- EXERCISE PROMPT -
Leave out the pictures and repeat everything else in the records exactly.

- RECORDS SHOWN -

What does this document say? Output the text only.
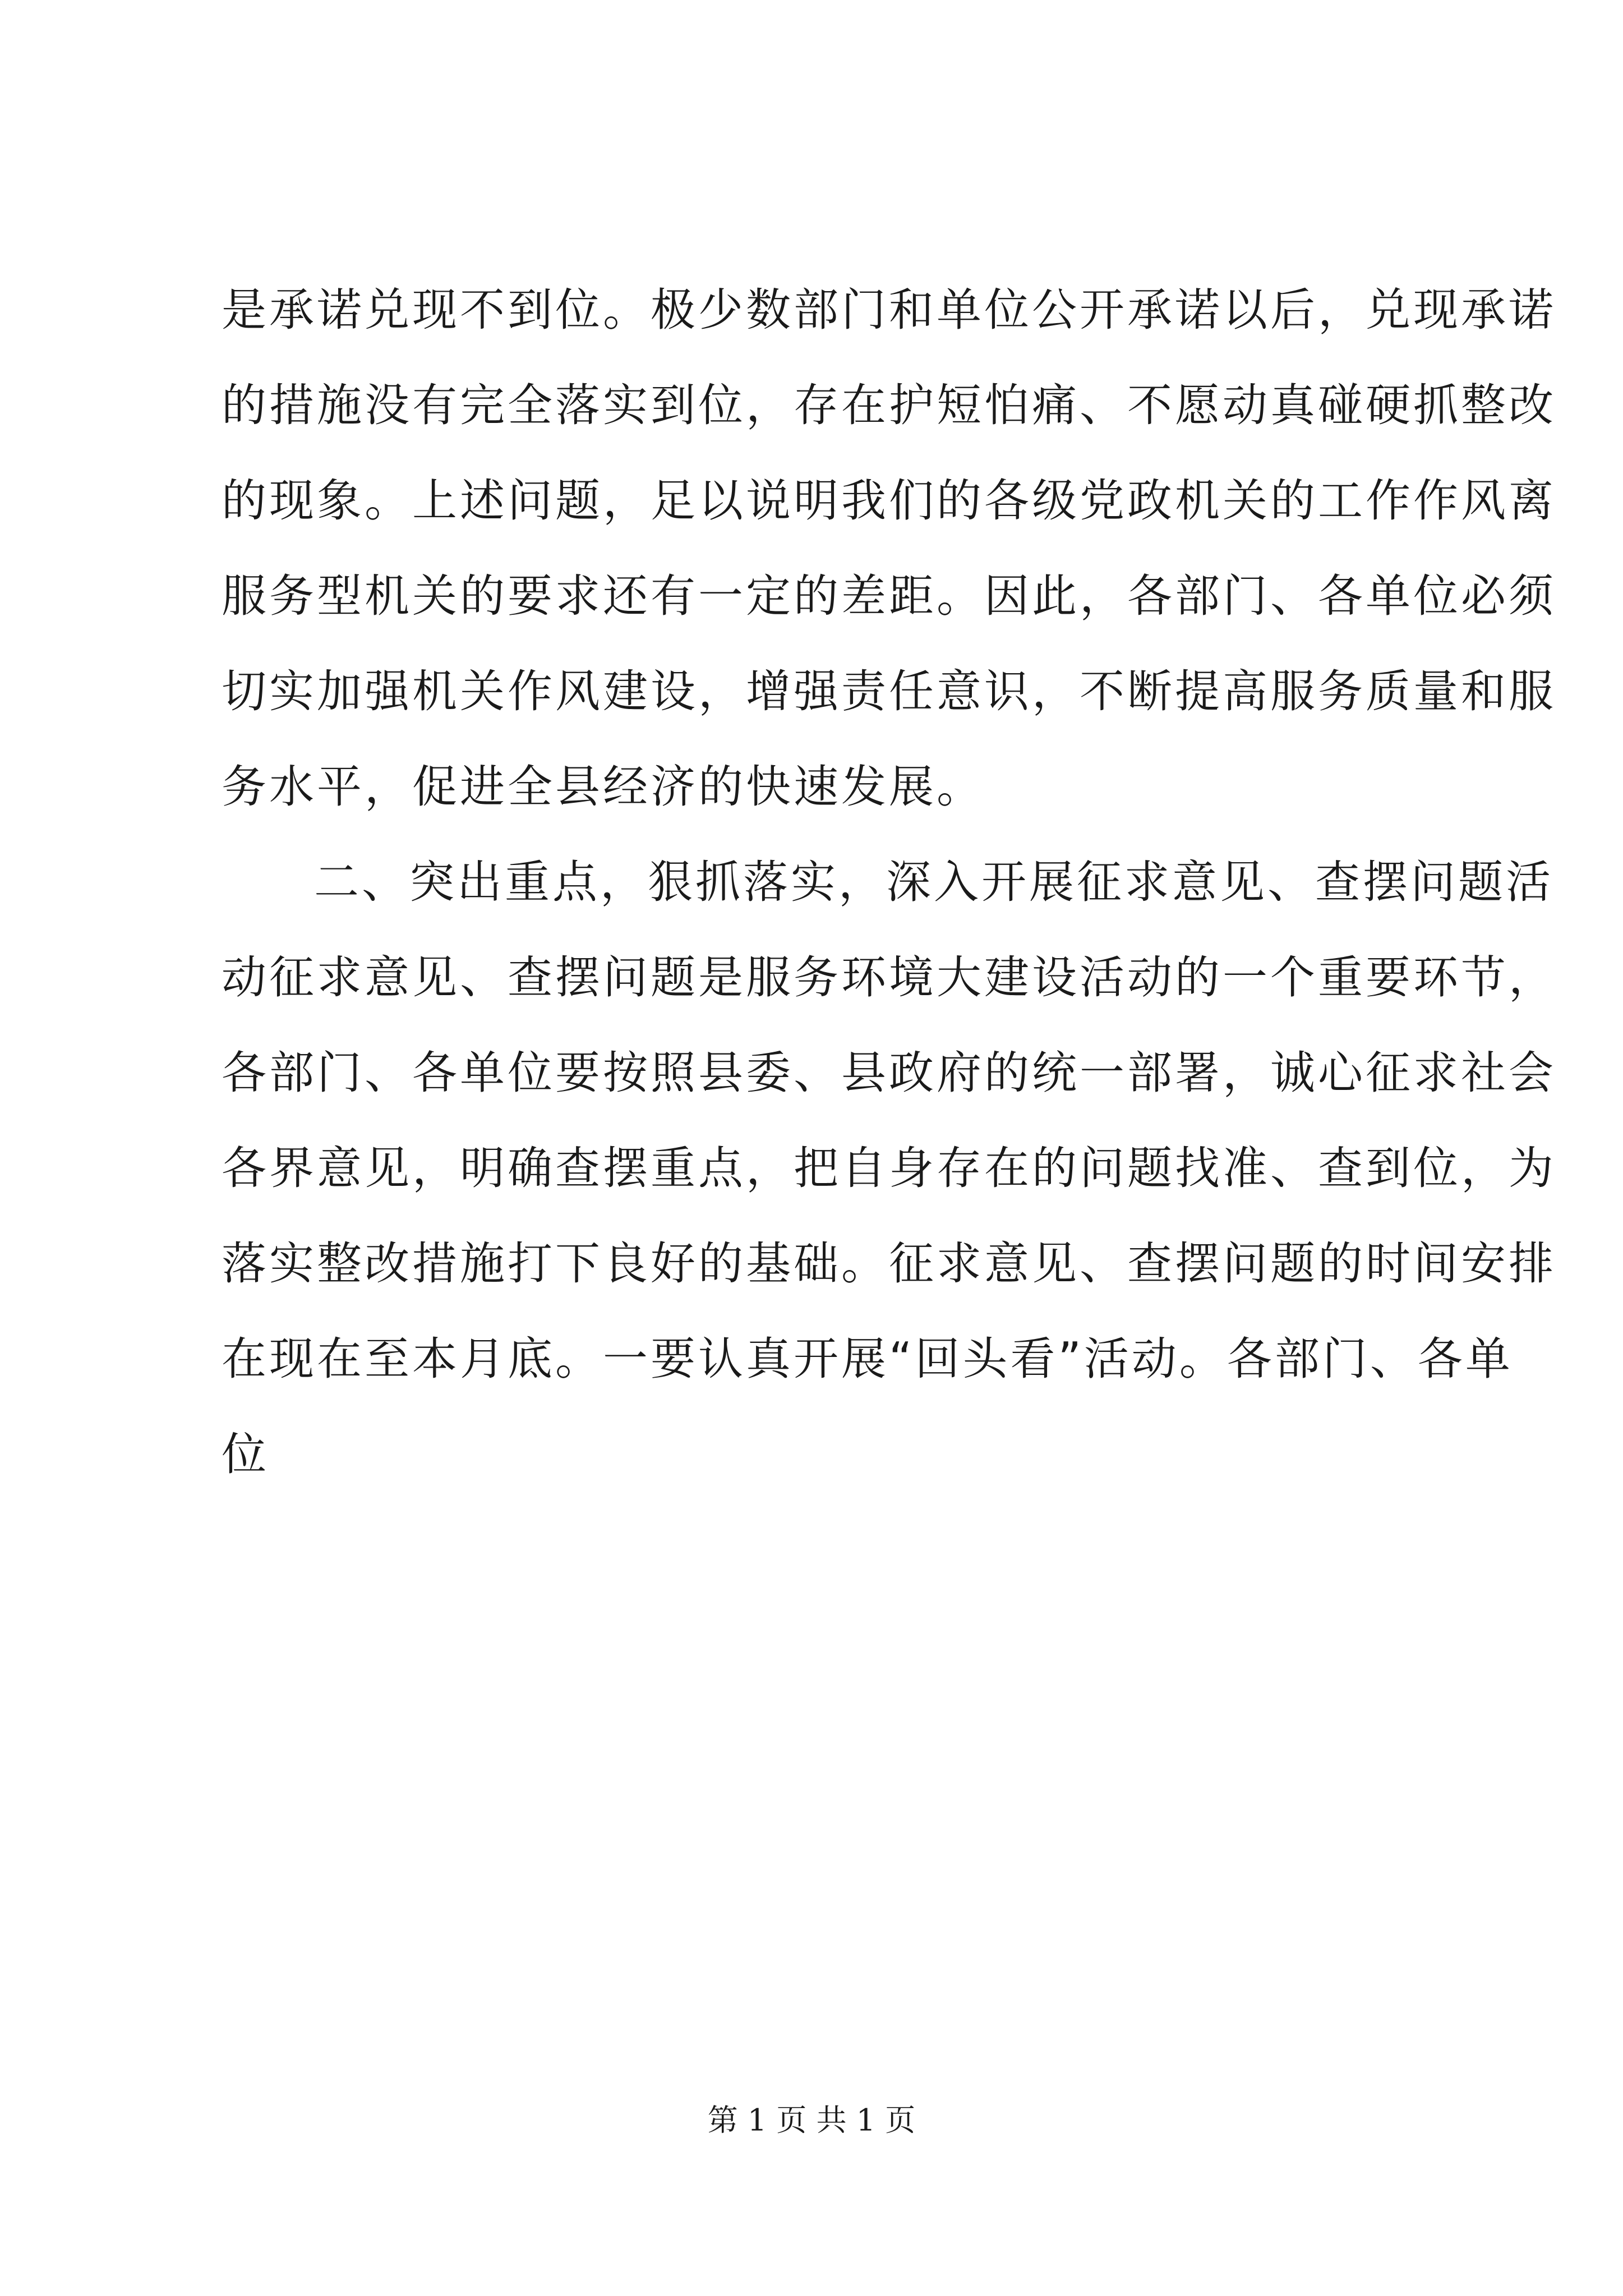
是承诺兑现不到位。极少数部门和单位公开承诺以后，兑现承诺
的措施没有完全落实到位，存在护短怕痛、不愿动真碰硬抓整改
的现象。上述问题，足以说明我们的各级党政机关的工作作风离
服务型机关的要求还有一定的差距。因此，各部门、各单位必须
切实加强机关作风建设，增强责任意识，不断提高服务质量和服
务水平，促进全县经济的快速发展。
二、突出重点，狠抓落实，深入开展征求意见、查摆问题活
动征求意见、查摆问题是服务环境大建设活动的一个重要环节，
各部门、各单位要按照县委、县政府的统一部署，诚心征求社会
各界意见，明确查摆重点，把自身存在的问题找准、查到位，为
落实整改措施打下良好的基础。征求意见、查摆问题的时间安排
在现在至本月底。一要认真开展“回头看”活动。各部门、各单
位
第 1 页 共 1 页
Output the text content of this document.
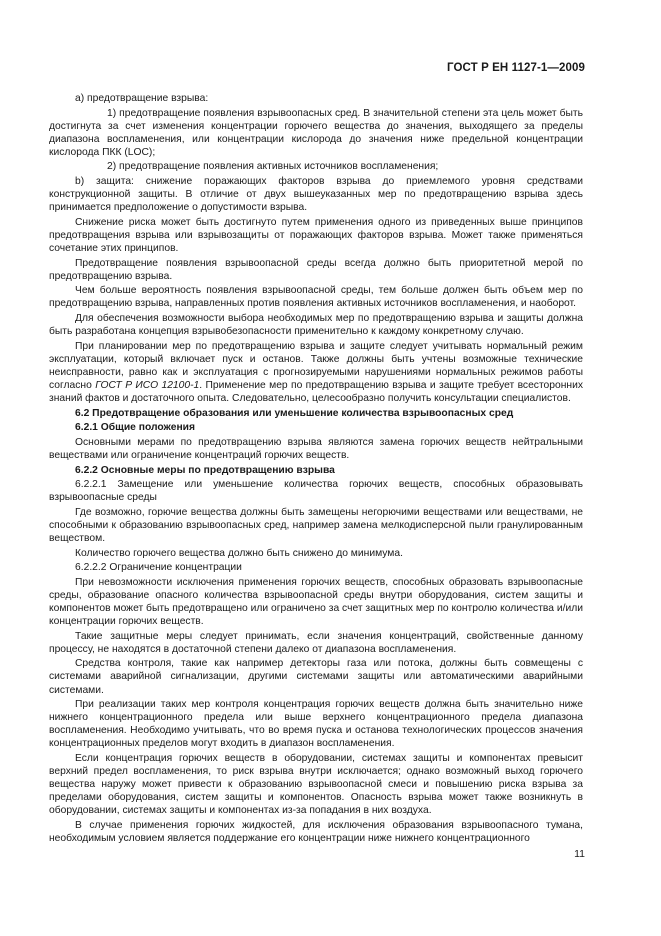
ГОСТ Р ЕН 1127-1—2009
a) предотвращение взрыва:
1) предотвращение появления взрывоопасных сред. В значительной степени эта цель может быть достигнута за счет изменения концентрации горючего вещества до значения, выходящего за пределы диапазона воспламенения, или концентрации кислорода до значения ниже предельной концентрации кислорода ПКК (LOC);
2) предотвращение появления активных источников воспламенения;
b) защита: снижение поражающих факторов взрыва до приемлемого уровня средствами конструкционной защиты. В отличие от двух вышеуказанных мер по предотвращению взрыва здесь принимается предположение о допустимости взрыва.
Снижение риска может быть достигнуто путем применения одного из приведенных выше принципов предотвращения взрыва или взрывозащиты от поражающих факторов взрыва. Может также применяться сочетание этих принципов.
Предотвращение появления взрывоопасной среды всегда должно быть приоритетной мерой по предотвращению взрыва.
Чем больше вероятность появления взрывоопасной среды, тем больше должен быть объем мер по предотвращению взрыва, направленных против появления активных источников воспламенения, и наоборот.
Для обеспечения возможности выбора необходимых мер по предотвращению взрыва и защиты должна быть разработана концепция взрывобезопасности применительно к каждому конкретному случаю.
При планировании мер по предотвращению взрыва и защите следует учитывать нормальный режим эксплуатации, который включает пуск и останов. Также должны быть учтены возможные технические неисправности, равно как и эксплуатация с прогнозируемыми нарушениями нормальных режимов работы согласно ГОСТ Р ИСО 12100-1. Применение мер по предотвращению взрыва и защите требует всесторонних знаний фактов и достаточного опыта. Следовательно, целесообразно получить консультации специалистов.
6.2 Предотвращение образования или уменьшение количества взрывоопасных сред
6.2.1 Общие положения
Основными мерами по предотвращению взрыва являются замена горючих веществ нейтральными веществами или ограничение концентраций горючих веществ.
6.2.2 Основные меры по предотвращению взрыва
6.2.2.1 Замещение или уменьшение количества горючих веществ, способных образовывать взрывоопасные среды
Где возможно, горючие вещества должны быть замещены негорючими веществами или веществами, не способными к образованию взрывоопасных сред, например замена мелкодисперсной пыли гранулированным веществом.
Количество горючего вещества должно быть снижено до минимума.
6.2.2.2 Ограничение концентрации
При невозможности исключения применения горючих веществ, способных образовать взрывоопасные среды, образование опасного количества взрывоопасной среды внутри оборудования, систем защиты и компонентов может быть предотвращено или ограничено за счет защитных мер по контролю количества и/или концентрации горючих веществ.
Такие защитные меры следует принимать, если значения концентраций, свойственные данному процессу, не находятся в достаточной степени далеко от диапазона воспламенения.
Средства контроля, такие как например детекторы газа или потока, должны быть совмещены с системами аварийной сигнализации, другими системами защиты или автоматическими аварийными системами.
При реализации таких мер контроля концентрация горючих веществ должна быть значительно ниже нижнего концентрационного предела или выше верхнего концентрационного предела диапазона воспламенения. Необходимо учитывать, что во время пуска и останова технологических процессов значения концентрационных пределов могут входить в диапазон воспламенения.
Если концентрация горючих веществ в оборудовании, системах защиты и компонентах превысит верхний предел воспламенения, то риск взрыва внутри исключается; однако возможный выход горючего вещества наружу может привести к образованию взрывоопасной смеси и повышению риска взрыва за пределами оборудования, систем защиты и компонентов. Опасность взрыва может также возникнуть в оборудовании, системах защиты и компонентах из-за попадания в них воздуха.
В случае применения горючих жидкостей, для исключения образования взрывоопасного тумана, необходимым условием является поддержание его концентрации ниже нижнего концентрационного
11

- OUTPUT -
What does this document say? Output the text only.
是承诺兑现不到位。极少数部门和单位公开承诺以后，兑现承诺
的措施没有完全落实到位，存在护短怕痛、不愿动真碰硬抓整改
的现象。上述问题，足以说明我们的各级党政机关的工作作风离
服务型机关的要求还有一定的差距。因此，各部门、各单位必须
切实加强机关作风建设，增强责任意识，不断提高服务质量和服
务水平，促进全县经济的快速发展。
二、突出重点，狠抓落实，深入开展征求意见、查摆问题活
动征求意见、查摆问题是服务环境大建设活动的一个重要环节，
各部门、各单位要按照县委、县政府的统一部署，诚心征求社会
各界意见，明确查摆重点，把自身存在的问题找准、查到位，为
落实整改措施打下良好的基础。征求意见、查摆问题的时间安排
在现在至本月底。一要认真开展“回头看”活动。各部门、各单
位
第 1 页 共 1 页
Output the text content of this document.
ГОСТ Р ЕН 1127-1—2009
a) предотвращение взрыва:
1) предотвращение появления взрывоопасных сред. В значительной степени эта цель может быть достигнута за счет изменения концентрации горючего вещества до значения, выходящего за пределы диапазона воспламенения, или концентрации кислорода до значения ниже предельной концентрации кислорода ПКК (LOC);
2) предотвращение появления активных источников воспламенения;
b) защита: снижение поражающих факторов взрыва до приемлемого уровня средствами конструкционной защиты. В отличие от двух вышеуказанных мер по предотвращению взрыва здесь принимается предположение о допустимости взрыва.
Снижение риска может быть достигнуто путем применения одного из приведенных выше принципов предотвращения взрыва или взрывозащиты от поражающих факторов взрыва. Может также применяться сочетание этих принципов.
Предотвращение появления взрывоопасной среды всегда должно быть приоритетной мерой по предотвращению взрыва.
Чем больше вероятность появления взрывоопасной среды, тем больше должен быть объем мер по предотвращению взрыва, направленных против появления активных источников воспламенения, и наоборот.
Для обеспечения возможности выбора необходимых мер по предотвращению взрыва и защиты должна быть разработана концепция взрывобезопасности применительно к каждому конкретному случаю.
При планировании мер по предотвращению взрыва и защите следует учитывать нормальный режим эксплуатации, который включает пуск и останов. Также должны быть учтены возможные технические неисправности, равно как и эксплуатация с прогнозируемыми нарушениями нормальных режимов работы согласно ГОСТ Р ИСО 12100-1. Применение мер по предотвращению взрыва и защите требует всесторонних знаний фактов и достаточного опыта. Следовательно, целесообразно получить консультации специалистов.
6.2 Предотвращение образования или уменьшение количества взрывоопасных сред
6.2.1 Общие положения
Основными мерами по предотвращению взрыва являются замена горючих веществ нейтральными веществами или ограничение концентраций горючих веществ.
6.2.2 Основные меры по предотвращению взрыва
6.2.2.1 Замещение или уменьшение количества горючих веществ, способных образовывать взрывоопасные среды
Где возможно, горючие вещества должны быть замещены негорючими веществами или веществами, не способными к образованию взрывоопасных сред, например замена мелкодисперсной пыли гранулированным веществом.
Количество горючего вещества должно быть снижено до минимума.
6.2.2.2 Ограничение концентрации
При невозможности исключения применения горючих веществ, способных образовать взрывоопасные среды, образование опасного количества взрывоопасной среды внутри оборудования, систем защиты и компонентов может быть предотвращено или ограничено за счет защитных мер по контролю количества и/или концентрации горючих веществ.
Такие защитные меры следует принимать, если значения концентраций, свойственные данному процессу, не находятся в достаточной степени далеко от диапазона воспламенения.
Средства контроля, такие как например детекторы газа или потока, должны быть совмещены с системами аварийной сигнализации, другими системами защиты или автоматическими аварийными системами.
При реализации таких мер контроля концентрация горючих веществ должна быть значительно ниже нижнего концентрационного предела или выше верхнего концентрационного предела диапазона воспламенения. Необходимо учитывать, что во время пуска и останова технологических процессов значения концентрационных пределов могут входить в диапазон воспламенения.
Если концентрация горючих веществ в оборудовании, системах защиты и компонентах превысит верхний предел воспламенения, то риск взрыва внутри исключается; однако возможный выход горючего вещества наружу может привести к образованию взрывоопасной смеси и повышению риска взрыва за пределами оборудования, систем защиты и компонентов. Опасность взрыва может также возникнуть в оборудовании, системах защиты и компонентах из-за попадания в них воздуха.
В случае применения горючих жидкостей, для исключения образования взрывоопасного тумана, необходимым условием является поддержание его концентрации ниже нижнего концентрационного
11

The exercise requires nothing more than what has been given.